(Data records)
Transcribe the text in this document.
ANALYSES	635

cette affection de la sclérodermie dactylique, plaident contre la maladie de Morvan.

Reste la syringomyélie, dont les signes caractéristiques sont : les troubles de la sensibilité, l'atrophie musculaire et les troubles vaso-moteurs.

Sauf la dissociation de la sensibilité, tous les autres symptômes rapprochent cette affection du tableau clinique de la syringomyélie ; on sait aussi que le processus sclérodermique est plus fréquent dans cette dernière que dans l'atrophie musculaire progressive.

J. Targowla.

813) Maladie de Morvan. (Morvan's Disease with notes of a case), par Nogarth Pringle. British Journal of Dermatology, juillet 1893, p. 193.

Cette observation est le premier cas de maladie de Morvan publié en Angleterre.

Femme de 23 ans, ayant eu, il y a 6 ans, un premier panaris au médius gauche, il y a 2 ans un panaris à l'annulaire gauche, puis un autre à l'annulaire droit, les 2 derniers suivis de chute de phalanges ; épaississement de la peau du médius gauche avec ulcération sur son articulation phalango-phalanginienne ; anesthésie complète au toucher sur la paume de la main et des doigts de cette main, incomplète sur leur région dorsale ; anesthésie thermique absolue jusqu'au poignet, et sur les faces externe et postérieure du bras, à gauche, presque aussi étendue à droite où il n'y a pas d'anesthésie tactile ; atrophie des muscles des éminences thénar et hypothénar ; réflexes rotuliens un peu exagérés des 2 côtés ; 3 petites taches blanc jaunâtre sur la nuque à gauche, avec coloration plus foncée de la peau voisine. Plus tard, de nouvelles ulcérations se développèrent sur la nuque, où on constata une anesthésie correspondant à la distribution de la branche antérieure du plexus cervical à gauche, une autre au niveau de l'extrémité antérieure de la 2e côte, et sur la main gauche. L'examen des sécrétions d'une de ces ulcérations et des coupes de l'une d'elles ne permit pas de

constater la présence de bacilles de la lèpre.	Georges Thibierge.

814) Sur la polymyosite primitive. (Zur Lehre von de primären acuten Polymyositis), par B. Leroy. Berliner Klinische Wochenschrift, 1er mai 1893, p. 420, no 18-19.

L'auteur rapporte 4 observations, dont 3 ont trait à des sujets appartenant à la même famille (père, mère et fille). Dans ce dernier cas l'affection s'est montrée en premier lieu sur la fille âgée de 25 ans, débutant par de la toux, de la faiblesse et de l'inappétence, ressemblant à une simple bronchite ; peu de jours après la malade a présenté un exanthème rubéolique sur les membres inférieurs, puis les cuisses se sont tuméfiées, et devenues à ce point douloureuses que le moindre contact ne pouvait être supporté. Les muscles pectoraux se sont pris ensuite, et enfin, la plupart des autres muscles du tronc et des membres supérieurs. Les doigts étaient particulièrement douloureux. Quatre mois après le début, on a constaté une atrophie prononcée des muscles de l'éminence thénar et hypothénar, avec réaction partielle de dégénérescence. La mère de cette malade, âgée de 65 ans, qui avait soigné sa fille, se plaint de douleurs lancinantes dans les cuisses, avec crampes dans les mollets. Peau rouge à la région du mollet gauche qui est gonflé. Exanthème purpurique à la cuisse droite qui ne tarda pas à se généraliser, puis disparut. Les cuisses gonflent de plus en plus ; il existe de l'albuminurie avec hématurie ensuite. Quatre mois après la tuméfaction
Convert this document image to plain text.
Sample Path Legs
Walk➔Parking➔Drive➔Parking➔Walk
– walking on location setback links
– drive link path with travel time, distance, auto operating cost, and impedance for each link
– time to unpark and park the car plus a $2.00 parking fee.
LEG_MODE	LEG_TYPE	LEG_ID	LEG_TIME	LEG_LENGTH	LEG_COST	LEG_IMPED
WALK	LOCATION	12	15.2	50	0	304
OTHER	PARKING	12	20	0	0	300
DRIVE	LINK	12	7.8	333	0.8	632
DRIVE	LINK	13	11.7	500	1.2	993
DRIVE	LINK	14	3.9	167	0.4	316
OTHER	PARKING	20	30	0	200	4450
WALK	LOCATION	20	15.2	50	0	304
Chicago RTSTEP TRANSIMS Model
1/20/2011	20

**To be done:** Your task is to transcribe the listing above in full, exactly as given.

**Complete answer:**
Transcribe the text in this document.
ANALYSES	635

cette affection de la sclérodermie dactylique, plaident contre la maladie de Morvan.

Reste la syringomyélie, dont les signes caractéristiques sont : les troubles de la sensibilité, l'atrophie musculaire et les troubles vaso-moteurs.

Sauf la dissociation de la sensibilité, tous les autres symptômes rapprochent cette affection du tableau clinique de la syringomyélie ; on sait aussi que le processus sclérodermique est plus fréquent dans cette dernière que dans l'atrophie musculaire progressive.

J. Targowla.

813) Maladie de Morvan. (Morvan's Disease with notes of a case), par Nogarth Pringle. British Journal of Dermatology, juillet 1893, p. 193.

Cette observation est le premier cas de maladie de Morvan publié en Angleterre.

Femme de 23 ans, ayant eu, il y a 6 ans, un premier panaris au médius gauche, il y a 2 ans un panaris à l'annulaire gauche, puis un autre à l'annulaire droit, les 2 derniers suivis de chute de phalanges ; épaississement de la peau du médius gauche avec ulcération sur son articulation phalango-phalanginienne ; anesthésie complète au toucher sur la paume de la main et des doigts de cette main, incomplète sur leur région dorsale ; anesthésie thermique absolue jusqu'au poignet, et sur les faces externe et postérieure du bras, à gauche, presque aussi étendue à droite où il n'y a pas d'anesthésie tactile ; atrophie des muscles des éminences thénar et hypothénar ; réflexes rotuliens un peu exagérés des 2 côtés ; 3 petites taches blanc jaunâtre sur la nuque à gauche, avec coloration plus foncée de la peau voisine. Plus tard, de nouvelles ulcérations se développèrent sur la nuque, où on constata une anesthésie correspondant à la distribution de la branche antérieure du plexus cervical à gauche, une autre au niveau de l'extrémité antérieure de la 2e côte, et sur la main gauche. L'examen des sécrétions d'une de ces ulcérations et des coupes de l'une d'elles ne permit pas de

constater la présence de bacilles de la lèpre.	Georges Thibierge.

814) Sur la polymyosite primitive. (Zur Lehre von de primären acuten Polymyositis), par B. Leroy. Berliner Klinische Wochenschrift, 1er mai 1893, p. 420, no 18-19.

L'auteur rapporte 4 observations, dont 3 ont trait à des sujets appartenant à la même famille (père, mère et fille). Dans ce dernier cas l'affection s'est montrée en premier lieu sur la fille âgée de 25 ans, débutant par de la toux, de la faiblesse et de l'inappétence, ressemblant à une simple bronchite ; peu de jours après la malade a présenté un exanthème rubéolique sur les membres inférieurs, puis les cuisses se sont tuméfiées, et devenues à ce point douloureuses que le moindre contact ne pouvait être supporté. Les muscles pectoraux se sont pris ensuite, et enfin, la plupart des autres muscles du tronc et des membres supérieurs. Les doigts étaient particulièrement douloureux. Quatre mois après le début, on a constaté une atrophie prononcée des muscles de l'éminence thénar et hypothénar, avec réaction partielle de dégénérescence. La mère de cette malade, âgée de 65 ans, qui avait soigné sa fille, se plaint de douleurs lancinantes dans les cuisses, avec crampes dans les mollets. Peau rouge à la région du mollet gauche qui est gonflé. Exanthème purpurique à la cuisse droite qui ne tarda pas à se généraliser, puis disparut. Les cuisses gonflent de plus en plus ; il existe de l'albuminurie avec hématurie ensuite. Quatre mois après la tuméfaction
Convert this document image to plain text.
Sample Path Legs
Walk➔Parking➔Drive➔Parking➔Walk
– walking on location setback links
– drive link path with travel time, distance, auto operating cost, and impedance for each link
– time to unpark and park the car plus a $2.00 parking fee.
LEG_MODE	LEG_TYPE	LEG_ID	LEG_TIME	LEG_LENGTH	LEG_COST	LEG_IMPED
WALK	LOCATION	12	15.2	50	0	304
OTHER	PARKING	12	20	0	0	300
DRIVE	LINK	12	7.8	333	0.8	632
DRIVE	LINK	13	11.7	500	1.2	993
DRIVE	LINK	14	3.9	167	0.4	316
OTHER	PARKING	20	30	0	200	4450
WALK	LOCATION	20	15.2	50	0	304
Chicago RTSTEP TRANSIMS Model
1/20/2011	20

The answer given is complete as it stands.